Some records:
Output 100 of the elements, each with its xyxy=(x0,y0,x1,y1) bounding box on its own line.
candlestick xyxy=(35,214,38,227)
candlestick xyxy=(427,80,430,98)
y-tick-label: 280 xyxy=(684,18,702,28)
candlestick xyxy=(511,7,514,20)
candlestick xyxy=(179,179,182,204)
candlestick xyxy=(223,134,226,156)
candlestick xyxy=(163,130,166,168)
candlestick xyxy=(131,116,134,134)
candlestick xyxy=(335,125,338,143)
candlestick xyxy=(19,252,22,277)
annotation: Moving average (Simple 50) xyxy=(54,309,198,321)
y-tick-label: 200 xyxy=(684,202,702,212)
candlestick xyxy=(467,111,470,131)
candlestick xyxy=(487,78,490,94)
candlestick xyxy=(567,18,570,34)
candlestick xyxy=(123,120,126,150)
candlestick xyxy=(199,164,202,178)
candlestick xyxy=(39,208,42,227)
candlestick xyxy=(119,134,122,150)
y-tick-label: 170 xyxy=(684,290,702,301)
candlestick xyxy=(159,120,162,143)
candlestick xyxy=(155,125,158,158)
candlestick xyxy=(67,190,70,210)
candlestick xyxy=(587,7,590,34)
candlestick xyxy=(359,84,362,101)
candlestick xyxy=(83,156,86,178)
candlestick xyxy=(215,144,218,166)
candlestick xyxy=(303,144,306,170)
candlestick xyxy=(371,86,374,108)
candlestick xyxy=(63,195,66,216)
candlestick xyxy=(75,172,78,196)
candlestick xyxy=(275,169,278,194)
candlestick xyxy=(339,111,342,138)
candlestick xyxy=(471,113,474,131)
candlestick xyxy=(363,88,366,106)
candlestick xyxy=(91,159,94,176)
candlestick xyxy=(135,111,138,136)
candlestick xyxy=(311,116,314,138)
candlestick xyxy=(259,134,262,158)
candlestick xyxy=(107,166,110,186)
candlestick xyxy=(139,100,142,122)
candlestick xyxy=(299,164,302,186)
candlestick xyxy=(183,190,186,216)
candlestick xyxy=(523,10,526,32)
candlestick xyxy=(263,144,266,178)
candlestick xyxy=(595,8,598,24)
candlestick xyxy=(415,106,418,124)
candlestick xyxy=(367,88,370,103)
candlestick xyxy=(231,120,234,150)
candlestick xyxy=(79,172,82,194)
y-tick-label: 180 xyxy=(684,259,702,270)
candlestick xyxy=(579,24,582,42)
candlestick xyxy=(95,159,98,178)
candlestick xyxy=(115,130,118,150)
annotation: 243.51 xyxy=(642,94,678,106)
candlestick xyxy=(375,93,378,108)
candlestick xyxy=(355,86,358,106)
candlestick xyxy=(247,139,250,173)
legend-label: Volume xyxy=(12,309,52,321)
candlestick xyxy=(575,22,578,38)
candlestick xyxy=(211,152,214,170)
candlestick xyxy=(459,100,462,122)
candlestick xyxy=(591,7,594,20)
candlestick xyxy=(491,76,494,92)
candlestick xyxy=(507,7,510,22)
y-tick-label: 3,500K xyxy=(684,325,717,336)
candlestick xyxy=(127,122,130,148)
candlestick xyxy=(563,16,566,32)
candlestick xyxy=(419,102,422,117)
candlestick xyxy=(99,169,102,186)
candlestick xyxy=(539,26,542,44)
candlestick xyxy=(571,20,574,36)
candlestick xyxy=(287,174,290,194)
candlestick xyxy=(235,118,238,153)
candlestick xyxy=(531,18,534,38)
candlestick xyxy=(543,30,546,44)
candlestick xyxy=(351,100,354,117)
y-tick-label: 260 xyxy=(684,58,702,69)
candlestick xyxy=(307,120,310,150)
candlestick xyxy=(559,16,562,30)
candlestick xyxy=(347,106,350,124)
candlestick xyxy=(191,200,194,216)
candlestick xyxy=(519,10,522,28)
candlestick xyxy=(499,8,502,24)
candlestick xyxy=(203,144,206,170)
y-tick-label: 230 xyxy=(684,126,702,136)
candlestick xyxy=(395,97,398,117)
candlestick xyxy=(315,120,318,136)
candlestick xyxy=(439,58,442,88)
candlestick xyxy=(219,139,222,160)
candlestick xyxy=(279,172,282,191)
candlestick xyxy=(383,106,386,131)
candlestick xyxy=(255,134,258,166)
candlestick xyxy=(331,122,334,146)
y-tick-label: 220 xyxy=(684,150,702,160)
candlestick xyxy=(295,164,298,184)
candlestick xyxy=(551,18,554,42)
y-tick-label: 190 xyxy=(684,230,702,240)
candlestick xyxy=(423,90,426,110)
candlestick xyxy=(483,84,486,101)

_Work to do_
Rewrite the rows above as a JSON list of strings, with one string for each line and any blank lines left out.

_Full output_
[
  "Output 100 of the elements, each with its xyxy=(x0,y0,x1,y1) bounding box on its own line.",
  "candlestick xyxy=(35,214,38,227)",
  "candlestick xyxy=(427,80,430,98)",
  "y-tick-label: 280 xyxy=(684,18,702,28)",
  "candlestick xyxy=(511,7,514,20)",
  "candlestick xyxy=(179,179,182,204)",
  "candlestick xyxy=(223,134,226,156)",
  "candlestick xyxy=(163,130,166,168)",
  "candlestick xyxy=(131,116,134,134)",
  "candlestick xyxy=(335,125,338,143)",
  "candlestick xyxy=(19,252,22,277)",
  "annotation: Moving average (Simple 50) xyxy=(54,309,198,321)",
  "y-tick-label: 200 xyxy=(684,202,702,212)",
  "candlestick xyxy=(467,111,470,131)",
  "candlestick xyxy=(487,78,490,94)",
  "candlestick xyxy=(567,18,570,34)",
  "candlestick xyxy=(123,120,126,150)",
  "candlestick xyxy=(199,164,202,178)",
  "candlestick xyxy=(39,208,42,227)",
  "candlestick xyxy=(119,134,122,150)",
  "y-tick-label: 170 xyxy=(684,290,702,301)",
  "candlestick xyxy=(159,120,162,143)",
  "candlestick xyxy=(155,125,158,158)",
  "candlestick xyxy=(67,190,70,210)",
  "candlestick xyxy=(587,7,590,34)",
  "candlestick xyxy=(359,84,362,101)",
  "candlestick xyxy=(83,156,86,178)",
  "candlestick xyxy=(215,144,218,166)",
  "candlestick xyxy=(303,144,306,170)",
  "candlestick xyxy=(371,86,374,108)",
  "candlestick xyxy=(63,195,66,216)",
  "candlestick xyxy=(75,172,78,196)",
  "candlestick xyxy=(275,169,278,194)",
  "candlestick xyxy=(339,111,342,138)",
  "candlestick xyxy=(471,113,474,131)",
  "candlestick xyxy=(363,88,366,106)",
  "candlestick xyxy=(91,159,94,176)",
  "candlestick xyxy=(135,111,138,136)",
  "candlestick xyxy=(311,116,314,138)",
  "candlestick xyxy=(259,134,262,158)",
  "candlestick xyxy=(107,166,110,186)",
  "candlestick xyxy=(139,100,142,122)",
  "candlestick xyxy=(299,164,302,186)",
  "candlestick xyxy=(183,190,186,216)",
  "candlestick xyxy=(523,10,526,32)",
  "candlestick xyxy=(263,144,266,178)",
  "candlestick xyxy=(595,8,598,24)",
  "candlestick xyxy=(415,106,418,124)",
  "candlestick xyxy=(367,88,370,103)",
  "candlestick xyxy=(231,120,234,150)",
  "candlestick xyxy=(79,172,82,194)",
  "y-tick-label: 180 xyxy=(684,259,702,270)",
  "candlestick xyxy=(579,24,582,42)",
  "candlestick xyxy=(95,159,98,178)",
  "candlestick xyxy=(115,130,118,150)",
  "annotation: 243.51 xyxy=(642,94,678,106)",
  "candlestick xyxy=(375,93,378,108)",
  "candlestick xyxy=(355,86,358,106)",
  "candlestick xyxy=(247,139,250,173)",
  "legend-label: Volume xyxy=(12,309,52,321)",
  "candlestick xyxy=(575,22,578,38)",
  "candlestick xyxy=(211,152,214,170)",
  "candlestick xyxy=(459,100,462,122)",
  "candlestick xyxy=(591,7,594,20)",
  "candlestick xyxy=(491,76,494,92)",
  "candlestick xyxy=(507,7,510,22)",
  "y-tick-label: 3,500K xyxy=(684,325,717,336)",
  "candlestick xyxy=(127,122,130,148)",
  "candlestick xyxy=(563,16,566,32)",
  "candlestick xyxy=(419,102,422,117)",
  "candlestick xyxy=(99,169,102,186)",
  "candlestick xyxy=(539,26,542,44)",
  "candlestick xyxy=(571,20,574,36)",
  "candlestick xyxy=(287,174,290,194)",
  "candlestick xyxy=(235,118,238,153)",
  "candlestick xyxy=(531,18,534,38)",
  "candlestick xyxy=(543,30,546,44)",
  "candlestick xyxy=(351,100,354,117)",
  "y-tick-label: 260 xyxy=(684,58,702,69)",
  "candlestick xyxy=(307,120,310,150)",
  "candlestick xyxy=(559,16,562,30)",
  "candlestick xyxy=(347,106,350,124)",
  "candlestick xyxy=(191,200,194,216)",
  "candlestick xyxy=(519,10,522,28)",
  "candlestick xyxy=(499,8,502,24)",
  "candlestick xyxy=(203,144,206,170)",
  "y-tick-label: 230 xyxy=(684,126,702,136)",
  "candlestick xyxy=(395,97,398,117)",
  "candlestick xyxy=(315,120,318,136)",
  "candlestick xyxy=(439,58,442,88)",
  "candlestick xyxy=(219,139,222,160)",
  "candlestick xyxy=(279,172,282,191)",
  "candlestick xyxy=(383,106,386,131)",
  "candlestick xyxy=(255,134,258,166)",
  "candlestick xyxy=(331,122,334,146)",
  "y-tick-label: 220 xyxy=(684,150,702,160)",
  "candlestick xyxy=(295,164,298,184)",
  "candlestick xyxy=(551,18,554,42)",
  "y-tick-label: 190 xyxy=(684,230,702,240)",
  "candlestick xyxy=(423,90,426,110)",
  "candlestick xyxy=(483,84,486,101)"
]